§ What is asked: Reproduce the records below exactly, leaving out any pictures.

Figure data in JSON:
* begin *

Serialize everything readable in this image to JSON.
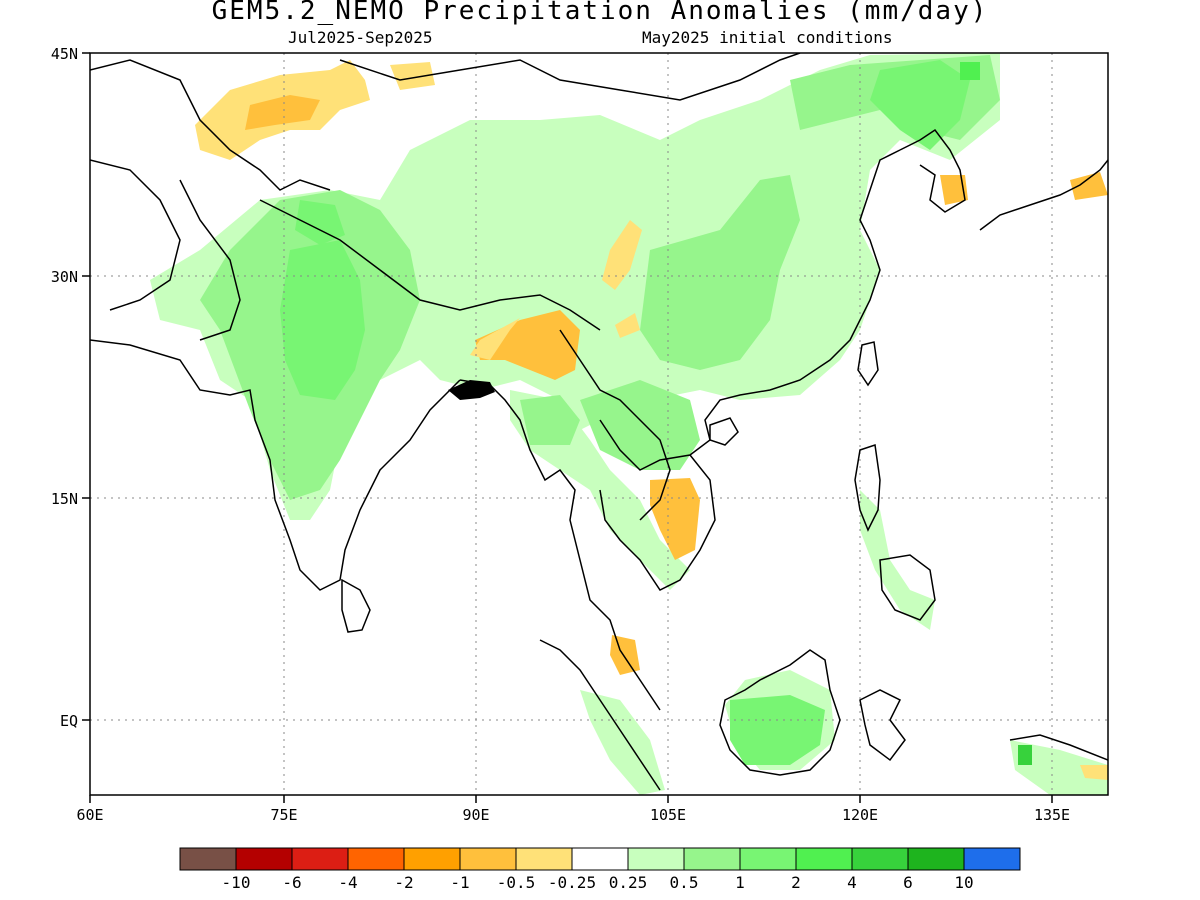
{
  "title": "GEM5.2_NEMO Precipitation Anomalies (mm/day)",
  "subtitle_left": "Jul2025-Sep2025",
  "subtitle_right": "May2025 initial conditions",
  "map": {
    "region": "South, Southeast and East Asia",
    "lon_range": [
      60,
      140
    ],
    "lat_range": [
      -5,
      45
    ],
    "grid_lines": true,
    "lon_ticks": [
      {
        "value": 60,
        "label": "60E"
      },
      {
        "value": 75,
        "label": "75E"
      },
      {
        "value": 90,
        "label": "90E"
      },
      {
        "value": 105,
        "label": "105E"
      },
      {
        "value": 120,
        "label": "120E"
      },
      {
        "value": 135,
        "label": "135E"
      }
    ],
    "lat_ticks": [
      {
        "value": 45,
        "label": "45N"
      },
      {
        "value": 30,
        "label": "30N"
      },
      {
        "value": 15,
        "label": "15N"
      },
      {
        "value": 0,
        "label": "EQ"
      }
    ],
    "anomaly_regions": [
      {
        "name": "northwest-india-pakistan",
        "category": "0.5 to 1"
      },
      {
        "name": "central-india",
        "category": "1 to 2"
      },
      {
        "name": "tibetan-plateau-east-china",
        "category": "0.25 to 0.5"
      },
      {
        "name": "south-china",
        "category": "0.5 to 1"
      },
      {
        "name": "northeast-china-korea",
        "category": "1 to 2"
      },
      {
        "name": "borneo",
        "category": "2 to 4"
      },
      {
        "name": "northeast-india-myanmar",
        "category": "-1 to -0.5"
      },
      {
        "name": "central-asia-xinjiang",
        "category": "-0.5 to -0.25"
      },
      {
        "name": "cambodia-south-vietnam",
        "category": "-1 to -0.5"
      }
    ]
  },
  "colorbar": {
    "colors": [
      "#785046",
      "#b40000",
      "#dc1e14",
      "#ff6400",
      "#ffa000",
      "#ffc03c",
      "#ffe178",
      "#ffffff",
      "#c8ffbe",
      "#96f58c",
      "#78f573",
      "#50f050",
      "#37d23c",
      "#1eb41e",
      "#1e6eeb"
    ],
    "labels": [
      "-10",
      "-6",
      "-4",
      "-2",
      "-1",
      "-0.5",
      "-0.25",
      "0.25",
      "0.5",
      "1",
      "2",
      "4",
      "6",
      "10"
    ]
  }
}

* end *

§ Problem solution:
Serialize everything readable in this image to JSON.
{
  "title": "GEM5.2_NEMO Precipitation Anomalies (mm/day)",
  "subtitle_left": "Jul2025-Sep2025",
  "subtitle_right": "May2025 initial conditions",
  "map": {
    "region": "South, Southeast and East Asia",
    "lon_range": [
      60,
      140
    ],
    "lat_range": [
      -5,
      45
    ],
    "grid_lines": true,
    "lon_ticks": [
      {
        "value": 60,
        "label": "60E"
      },
      {
        "value": 75,
        "label": "75E"
      },
      {
        "value": 90,
        "label": "90E"
      },
      {
        "value": 105,
        "label": "105E"
      },
      {
        "value": 120,
        "label": "120E"
      },
      {
        "value": 135,
        "label": "135E"
      }
    ],
    "lat_ticks": [
      {
        "value": 45,
        "label": "45N"
      },
      {
        "value": 30,
        "label": "30N"
      },
      {
        "value": 15,
        "label": "15N"
      },
      {
        "value": 0,
        "label": "EQ"
      }
    ],
    "anomaly_regions": [
      {
        "name": "northwest-india-pakistan",
        "category": "0.5 to 1"
      },
      {
        "name": "central-india",
        "category": "1 to 2"
      },
      {
        "name": "tibetan-plateau-east-china",
        "category": "0.25 to 0.5"
      },
      {
        "name": "south-china",
        "category": "0.5 to 1"
      },
      {
        "name": "northeast-china-korea",
        "category": "1 to 2"
      },
      {
        "name": "borneo",
        "category": "2 to 4"
      },
      {
        "name": "northeast-india-myanmar",
        "category": "-1 to -0.5"
      },
      {
        "name": "central-asia-xinjiang",
        "category": "-0.5 to -0.25"
      },
      {
        "name": "cambodia-south-vietnam",
        "category": "-1 to -0.5"
      }
    ]
  },
  "colorbar": {
    "colors": [
      "#785046",
      "#b40000",
      "#dc1e14",
      "#ff6400",
      "#ffa000",
      "#ffc03c",
      "#ffe178",
      "#ffffff",
      "#c8ffbe",
      "#96f58c",
      "#78f573",
      "#50f050",
      "#37d23c",
      "#1eb41e",
      "#1e6eeb"
    ],
    "labels": [
      "-10",
      "-6",
      "-4",
      "-2",
      "-1",
      "-0.5",
      "-0.25",
      "0.25",
      "0.5",
      "1",
      "2",
      "4",
      "6",
      "10"
    ]
  }
}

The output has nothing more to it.